Excerpts from a figure dataset
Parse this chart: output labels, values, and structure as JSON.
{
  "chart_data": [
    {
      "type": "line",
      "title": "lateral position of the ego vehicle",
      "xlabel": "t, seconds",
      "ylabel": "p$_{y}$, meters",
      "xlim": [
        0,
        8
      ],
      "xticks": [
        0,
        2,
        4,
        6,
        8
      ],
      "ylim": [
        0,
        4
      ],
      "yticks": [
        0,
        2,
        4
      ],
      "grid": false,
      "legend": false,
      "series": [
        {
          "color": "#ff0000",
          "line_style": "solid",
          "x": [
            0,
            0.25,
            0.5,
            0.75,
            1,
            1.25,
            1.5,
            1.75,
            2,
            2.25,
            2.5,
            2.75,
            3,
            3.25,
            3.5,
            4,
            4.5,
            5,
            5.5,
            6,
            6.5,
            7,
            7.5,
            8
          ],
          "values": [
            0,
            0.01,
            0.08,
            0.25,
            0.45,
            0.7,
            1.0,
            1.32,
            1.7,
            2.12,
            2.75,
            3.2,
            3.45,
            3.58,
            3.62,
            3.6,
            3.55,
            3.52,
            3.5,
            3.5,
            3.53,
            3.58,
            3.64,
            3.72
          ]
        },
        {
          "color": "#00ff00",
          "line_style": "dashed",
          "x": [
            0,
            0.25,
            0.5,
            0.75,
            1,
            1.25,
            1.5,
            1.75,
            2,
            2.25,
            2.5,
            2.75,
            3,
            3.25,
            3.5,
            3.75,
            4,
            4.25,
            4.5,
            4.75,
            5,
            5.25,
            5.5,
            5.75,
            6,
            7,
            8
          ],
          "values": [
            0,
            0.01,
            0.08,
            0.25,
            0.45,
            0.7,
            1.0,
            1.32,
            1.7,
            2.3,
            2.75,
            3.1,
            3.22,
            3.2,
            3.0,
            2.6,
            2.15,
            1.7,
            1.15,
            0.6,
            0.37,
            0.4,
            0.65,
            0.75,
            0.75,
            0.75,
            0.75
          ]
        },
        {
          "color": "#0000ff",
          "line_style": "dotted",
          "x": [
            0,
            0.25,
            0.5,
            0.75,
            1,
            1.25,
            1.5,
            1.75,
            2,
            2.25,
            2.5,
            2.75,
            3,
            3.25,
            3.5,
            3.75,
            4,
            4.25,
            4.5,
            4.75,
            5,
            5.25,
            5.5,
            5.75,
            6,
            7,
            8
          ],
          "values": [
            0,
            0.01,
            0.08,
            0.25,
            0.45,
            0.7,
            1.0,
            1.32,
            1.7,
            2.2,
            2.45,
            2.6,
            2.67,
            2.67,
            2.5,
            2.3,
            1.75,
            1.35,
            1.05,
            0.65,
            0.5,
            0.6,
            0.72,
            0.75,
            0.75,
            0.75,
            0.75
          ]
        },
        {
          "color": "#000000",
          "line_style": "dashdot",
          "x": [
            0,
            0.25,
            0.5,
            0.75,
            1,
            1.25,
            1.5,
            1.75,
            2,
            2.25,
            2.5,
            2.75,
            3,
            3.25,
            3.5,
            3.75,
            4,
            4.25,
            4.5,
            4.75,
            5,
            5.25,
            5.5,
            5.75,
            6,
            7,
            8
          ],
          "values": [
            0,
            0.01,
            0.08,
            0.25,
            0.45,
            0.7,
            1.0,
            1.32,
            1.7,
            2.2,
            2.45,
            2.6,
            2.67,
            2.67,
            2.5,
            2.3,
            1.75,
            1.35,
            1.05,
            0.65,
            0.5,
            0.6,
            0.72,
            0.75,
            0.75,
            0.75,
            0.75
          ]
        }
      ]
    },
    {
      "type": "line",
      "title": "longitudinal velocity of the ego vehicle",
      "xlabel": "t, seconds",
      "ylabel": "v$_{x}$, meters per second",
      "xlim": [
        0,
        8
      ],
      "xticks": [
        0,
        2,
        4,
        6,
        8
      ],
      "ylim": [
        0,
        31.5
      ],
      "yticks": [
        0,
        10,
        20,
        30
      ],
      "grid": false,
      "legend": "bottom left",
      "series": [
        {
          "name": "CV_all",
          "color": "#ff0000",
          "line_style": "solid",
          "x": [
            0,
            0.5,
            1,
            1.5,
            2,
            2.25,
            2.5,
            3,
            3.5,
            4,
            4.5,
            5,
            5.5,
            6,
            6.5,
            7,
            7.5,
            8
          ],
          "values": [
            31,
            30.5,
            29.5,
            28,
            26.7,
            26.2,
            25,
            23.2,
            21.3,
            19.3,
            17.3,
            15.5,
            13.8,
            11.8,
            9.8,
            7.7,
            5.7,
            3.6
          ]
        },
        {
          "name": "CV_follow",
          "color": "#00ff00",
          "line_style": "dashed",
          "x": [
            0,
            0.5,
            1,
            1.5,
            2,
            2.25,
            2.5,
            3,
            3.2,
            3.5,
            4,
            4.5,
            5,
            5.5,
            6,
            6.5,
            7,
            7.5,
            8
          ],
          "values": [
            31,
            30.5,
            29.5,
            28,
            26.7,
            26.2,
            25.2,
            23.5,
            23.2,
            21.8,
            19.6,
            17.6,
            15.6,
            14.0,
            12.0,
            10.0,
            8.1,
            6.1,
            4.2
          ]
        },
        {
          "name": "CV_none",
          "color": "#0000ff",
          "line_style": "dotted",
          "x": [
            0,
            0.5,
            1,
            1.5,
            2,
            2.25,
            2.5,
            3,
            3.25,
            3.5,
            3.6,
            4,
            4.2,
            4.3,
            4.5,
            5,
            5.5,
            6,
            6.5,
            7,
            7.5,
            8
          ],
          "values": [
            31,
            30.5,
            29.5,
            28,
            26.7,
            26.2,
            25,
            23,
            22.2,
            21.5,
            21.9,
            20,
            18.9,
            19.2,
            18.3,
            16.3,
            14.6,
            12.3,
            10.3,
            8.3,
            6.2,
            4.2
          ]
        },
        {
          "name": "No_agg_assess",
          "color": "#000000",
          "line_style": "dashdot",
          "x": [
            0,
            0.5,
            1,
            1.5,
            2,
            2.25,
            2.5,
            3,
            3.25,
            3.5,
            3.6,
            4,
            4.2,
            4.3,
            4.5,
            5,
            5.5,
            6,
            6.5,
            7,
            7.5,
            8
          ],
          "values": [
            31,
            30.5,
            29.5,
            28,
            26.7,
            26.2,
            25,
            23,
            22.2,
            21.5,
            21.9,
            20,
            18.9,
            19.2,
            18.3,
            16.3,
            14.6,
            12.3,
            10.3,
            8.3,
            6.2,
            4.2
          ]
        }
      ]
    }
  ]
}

What is expected: Extract the listing in its entirety, matching it exactly.

The completed task:
Parse this chart: output labels, values, and structure as JSON.
{
  "chart_data": [
    {
      "type": "line",
      "title": "lateral position of the ego vehicle",
      "xlabel": "t, seconds",
      "ylabel": "p$_{y}$, meters",
      "xlim": [
        0,
        8
      ],
      "xticks": [
        0,
        2,
        4,
        6,
        8
      ],
      "ylim": [
        0,
        4
      ],
      "yticks": [
        0,
        2,
        4
      ],
      "grid": false,
      "legend": false,
      "series": [
        {
          "color": "#ff0000",
          "line_style": "solid",
          "x": [
            0,
            0.25,
            0.5,
            0.75,
            1,
            1.25,
            1.5,
            1.75,
            2,
            2.25,
            2.5,
            2.75,
            3,
            3.25,
            3.5,
            4,
            4.5,
            5,
            5.5,
            6,
            6.5,
            7,
            7.5,
            8
          ],
          "values": [
            0,
            0.01,
            0.08,
            0.25,
            0.45,
            0.7,
            1.0,
            1.32,
            1.7,
            2.12,
            2.75,
            3.2,
            3.45,
            3.58,
            3.62,
            3.6,
            3.55,
            3.52,
            3.5,
            3.5,
            3.53,
            3.58,
            3.64,
            3.72
          ]
        },
        {
          "color": "#00ff00",
          "line_style": "dashed",
          "x": [
            0,
            0.25,
            0.5,
            0.75,
            1,
            1.25,
            1.5,
            1.75,
            2,
            2.25,
            2.5,
            2.75,
            3,
            3.25,
            3.5,
            3.75,
            4,
            4.25,
            4.5,
            4.75,
            5,
            5.25,
            5.5,
            5.75,
            6,
            7,
            8
          ],
          "values": [
            0,
            0.01,
            0.08,
            0.25,
            0.45,
            0.7,
            1.0,
            1.32,
            1.7,
            2.3,
            2.75,
            3.1,
            3.22,
            3.2,
            3.0,
            2.6,
            2.15,
            1.7,
            1.15,
            0.6,
            0.37,
            0.4,
            0.65,
            0.75,
            0.75,
            0.75,
            0.75
          ]
        },
        {
          "color": "#0000ff",
          "line_style": "dotted",
          "x": [
            0,
            0.25,
            0.5,
            0.75,
            1,
            1.25,
            1.5,
            1.75,
            2,
            2.25,
            2.5,
            2.75,
            3,
            3.25,
            3.5,
            3.75,
            4,
            4.25,
            4.5,
            4.75,
            5,
            5.25,
            5.5,
            5.75,
            6,
            7,
            8
          ],
          "values": [
            0,
            0.01,
            0.08,
            0.25,
            0.45,
            0.7,
            1.0,
            1.32,
            1.7,
            2.2,
            2.45,
            2.6,
            2.67,
            2.67,
            2.5,
            2.3,
            1.75,
            1.35,
            1.05,
            0.65,
            0.5,
            0.6,
            0.72,
            0.75,
            0.75,
            0.75,
            0.75
          ]
        },
        {
          "color": "#000000",
          "line_style": "dashdot",
          "x": [
            0,
            0.25,
            0.5,
            0.75,
            1,
            1.25,
            1.5,
            1.75,
            2,
            2.25,
            2.5,
            2.75,
            3,
            3.25,
            3.5,
            3.75,
            4,
            4.25,
            4.5,
            4.75,
            5,
            5.25,
            5.5,
            5.75,
            6,
            7,
            8
          ],
          "values": [
            0,
            0.01,
            0.08,
            0.25,
            0.45,
            0.7,
            1.0,
            1.32,
            1.7,
            2.2,
            2.45,
            2.6,
            2.67,
            2.67,
            2.5,
            2.3,
            1.75,
            1.35,
            1.05,
            0.65,
            0.5,
            0.6,
            0.72,
            0.75,
            0.75,
            0.75,
            0.75
          ]
        }
      ]
    },
    {
      "type": "line",
      "title": "longitudinal velocity of the ego vehicle",
      "xlabel": "t, seconds",
      "ylabel": "v$_{x}$, meters per second",
      "xlim": [
        0,
        8
      ],
      "xticks": [
        0,
        2,
        4,
        6,
        8
      ],
      "ylim": [
        0,
        31.5
      ],
      "yticks": [
        0,
        10,
        20,
        30
      ],
      "grid": false,
      "legend": "bottom left",
      "series": [
        {
          "name": "CV_all",
          "color": "#ff0000",
          "line_style": "solid",
          "x": [
            0,
            0.5,
            1,
            1.5,
            2,
            2.25,
            2.5,
            3,
            3.5,
            4,
            4.5,
            5,
            5.5,
            6,
            6.5,
            7,
            7.5,
            8
          ],
          "values": [
            31,
            30.5,
            29.5,
            28,
            26.7,
            26.2,
            25,
            23.2,
            21.3,
            19.3,
            17.3,
            15.5,
            13.8,
            11.8,
            9.8,
            7.7,
            5.7,
            3.6
          ]
        },
        {
          "name": "CV_follow",
          "color": "#00ff00",
          "line_style": "dashed",
          "x": [
            0,
            0.5,
            1,
            1.5,
            2,
            2.25,
            2.5,
            3,
            3.2,
            3.5,
            4,
            4.5,
            5,
            5.5,
            6,
            6.5,
            7,
            7.5,
            8
          ],
          "values": [
            31,
            30.5,
            29.5,
            28,
            26.7,
            26.2,
            25.2,
            23.5,
            23.2,
            21.8,
            19.6,
            17.6,
            15.6,
            14.0,
            12.0,
            10.0,
            8.1,
            6.1,
            4.2
          ]
        },
        {
          "name": "CV_none",
          "color": "#0000ff",
          "line_style": "dotted",
          "x": [
            0,
            0.5,
            1,
            1.5,
            2,
            2.25,
            2.5,
            3,
            3.25,
            3.5,
            3.6,
            4,
            4.2,
            4.3,
            4.5,
            5,
            5.5,
            6,
            6.5,
            7,
            7.5,
            8
          ],
          "values": [
            31,
            30.5,
            29.5,
            28,
            26.7,
            26.2,
            25,
            23,
            22.2,
            21.5,
            21.9,
            20,
            18.9,
            19.2,
            18.3,
            16.3,
            14.6,
            12.3,
            10.3,
            8.3,
            6.2,
            4.2
          ]
        },
        {
          "name": "No_agg_assess",
          "color": "#000000",
          "line_style": "dashdot",
          "x": [
            0,
            0.5,
            1,
            1.5,
            2,
            2.25,
            2.5,
            3,
            3.25,
            3.5,
            3.6,
            4,
            4.2,
            4.3,
            4.5,
            5,
            5.5,
            6,
            6.5,
            7,
            7.5,
            8
          ],
          "values": [
            31,
            30.5,
            29.5,
            28,
            26.7,
            26.2,
            25,
            23,
            22.2,
            21.5,
            21.9,
            20,
            18.9,
            19.2,
            18.3,
            16.3,
            14.6,
            12.3,
            10.3,
            8.3,
            6.2,
            4.2
          ]
        }
      ]
    }
  ]
}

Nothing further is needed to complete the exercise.